**Short task:** List each line holding the string "Import".

**Data rows:**
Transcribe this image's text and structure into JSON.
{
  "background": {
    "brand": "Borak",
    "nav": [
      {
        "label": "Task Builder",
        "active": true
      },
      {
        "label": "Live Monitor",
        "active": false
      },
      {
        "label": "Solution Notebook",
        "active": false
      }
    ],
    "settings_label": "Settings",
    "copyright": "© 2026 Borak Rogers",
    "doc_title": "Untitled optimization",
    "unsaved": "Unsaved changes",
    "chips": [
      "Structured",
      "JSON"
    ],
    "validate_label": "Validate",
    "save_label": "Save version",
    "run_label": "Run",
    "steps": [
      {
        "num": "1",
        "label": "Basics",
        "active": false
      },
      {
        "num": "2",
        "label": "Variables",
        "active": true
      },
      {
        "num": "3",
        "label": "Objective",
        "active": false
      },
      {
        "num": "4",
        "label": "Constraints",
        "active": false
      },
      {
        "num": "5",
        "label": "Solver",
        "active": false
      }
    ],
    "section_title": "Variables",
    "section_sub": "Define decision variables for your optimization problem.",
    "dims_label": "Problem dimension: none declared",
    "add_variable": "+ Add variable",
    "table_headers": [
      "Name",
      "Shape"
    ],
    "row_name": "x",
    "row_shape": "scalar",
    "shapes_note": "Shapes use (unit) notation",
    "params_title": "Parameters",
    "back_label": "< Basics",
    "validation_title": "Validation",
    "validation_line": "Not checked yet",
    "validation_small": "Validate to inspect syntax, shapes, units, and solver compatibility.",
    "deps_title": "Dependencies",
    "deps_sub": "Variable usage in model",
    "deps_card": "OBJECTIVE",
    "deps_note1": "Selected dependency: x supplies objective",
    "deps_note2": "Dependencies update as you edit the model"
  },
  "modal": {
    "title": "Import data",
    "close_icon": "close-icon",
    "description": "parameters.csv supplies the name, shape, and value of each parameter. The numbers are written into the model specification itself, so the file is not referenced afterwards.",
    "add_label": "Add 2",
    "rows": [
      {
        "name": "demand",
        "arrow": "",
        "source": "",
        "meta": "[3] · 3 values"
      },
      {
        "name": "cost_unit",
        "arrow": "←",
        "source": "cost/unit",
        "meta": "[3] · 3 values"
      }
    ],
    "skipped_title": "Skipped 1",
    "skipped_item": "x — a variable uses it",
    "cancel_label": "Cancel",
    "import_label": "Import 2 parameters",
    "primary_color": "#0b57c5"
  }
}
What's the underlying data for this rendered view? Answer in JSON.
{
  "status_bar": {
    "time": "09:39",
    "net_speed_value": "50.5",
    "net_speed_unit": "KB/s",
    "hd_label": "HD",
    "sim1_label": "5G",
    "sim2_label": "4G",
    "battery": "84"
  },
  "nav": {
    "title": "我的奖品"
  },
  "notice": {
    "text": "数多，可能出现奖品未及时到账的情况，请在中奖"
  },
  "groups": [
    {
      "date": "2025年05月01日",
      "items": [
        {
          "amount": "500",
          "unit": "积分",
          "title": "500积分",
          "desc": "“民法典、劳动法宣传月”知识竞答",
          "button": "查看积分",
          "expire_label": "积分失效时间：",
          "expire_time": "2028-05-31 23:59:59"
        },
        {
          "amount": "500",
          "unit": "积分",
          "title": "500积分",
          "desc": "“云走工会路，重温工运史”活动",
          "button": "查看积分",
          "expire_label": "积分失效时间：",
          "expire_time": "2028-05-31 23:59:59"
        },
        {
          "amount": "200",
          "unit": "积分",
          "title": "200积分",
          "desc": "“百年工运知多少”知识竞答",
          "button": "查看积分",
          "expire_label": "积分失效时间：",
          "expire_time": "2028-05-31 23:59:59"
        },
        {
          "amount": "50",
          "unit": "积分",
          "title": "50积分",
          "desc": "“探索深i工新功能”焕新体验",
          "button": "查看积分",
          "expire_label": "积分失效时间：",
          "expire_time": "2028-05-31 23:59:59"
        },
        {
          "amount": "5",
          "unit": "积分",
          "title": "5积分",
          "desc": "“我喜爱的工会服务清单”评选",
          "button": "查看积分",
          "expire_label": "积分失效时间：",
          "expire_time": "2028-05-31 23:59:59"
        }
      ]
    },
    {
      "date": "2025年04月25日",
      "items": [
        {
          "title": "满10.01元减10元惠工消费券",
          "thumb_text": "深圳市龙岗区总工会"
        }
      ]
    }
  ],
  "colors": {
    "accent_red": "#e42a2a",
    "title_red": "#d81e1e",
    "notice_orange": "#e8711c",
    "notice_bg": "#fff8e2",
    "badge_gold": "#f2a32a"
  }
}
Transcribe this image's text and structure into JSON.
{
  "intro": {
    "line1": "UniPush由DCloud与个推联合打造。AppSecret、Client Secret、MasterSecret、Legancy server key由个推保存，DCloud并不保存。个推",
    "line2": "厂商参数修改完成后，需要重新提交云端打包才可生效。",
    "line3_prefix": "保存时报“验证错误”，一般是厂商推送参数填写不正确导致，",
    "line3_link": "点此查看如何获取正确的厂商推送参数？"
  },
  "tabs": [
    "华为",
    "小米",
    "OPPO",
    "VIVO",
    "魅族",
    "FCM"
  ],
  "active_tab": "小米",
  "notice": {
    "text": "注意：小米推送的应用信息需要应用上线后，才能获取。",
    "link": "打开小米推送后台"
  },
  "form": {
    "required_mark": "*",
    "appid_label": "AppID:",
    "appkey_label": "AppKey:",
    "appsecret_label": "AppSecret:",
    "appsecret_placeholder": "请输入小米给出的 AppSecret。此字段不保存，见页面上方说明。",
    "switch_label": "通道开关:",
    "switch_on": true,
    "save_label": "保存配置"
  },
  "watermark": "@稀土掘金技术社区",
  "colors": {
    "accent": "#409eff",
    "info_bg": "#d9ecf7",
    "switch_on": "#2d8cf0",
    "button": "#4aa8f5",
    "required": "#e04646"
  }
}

**Complete answer:**
    "title": "Import data",
    "import_label": "Import 2 parameters",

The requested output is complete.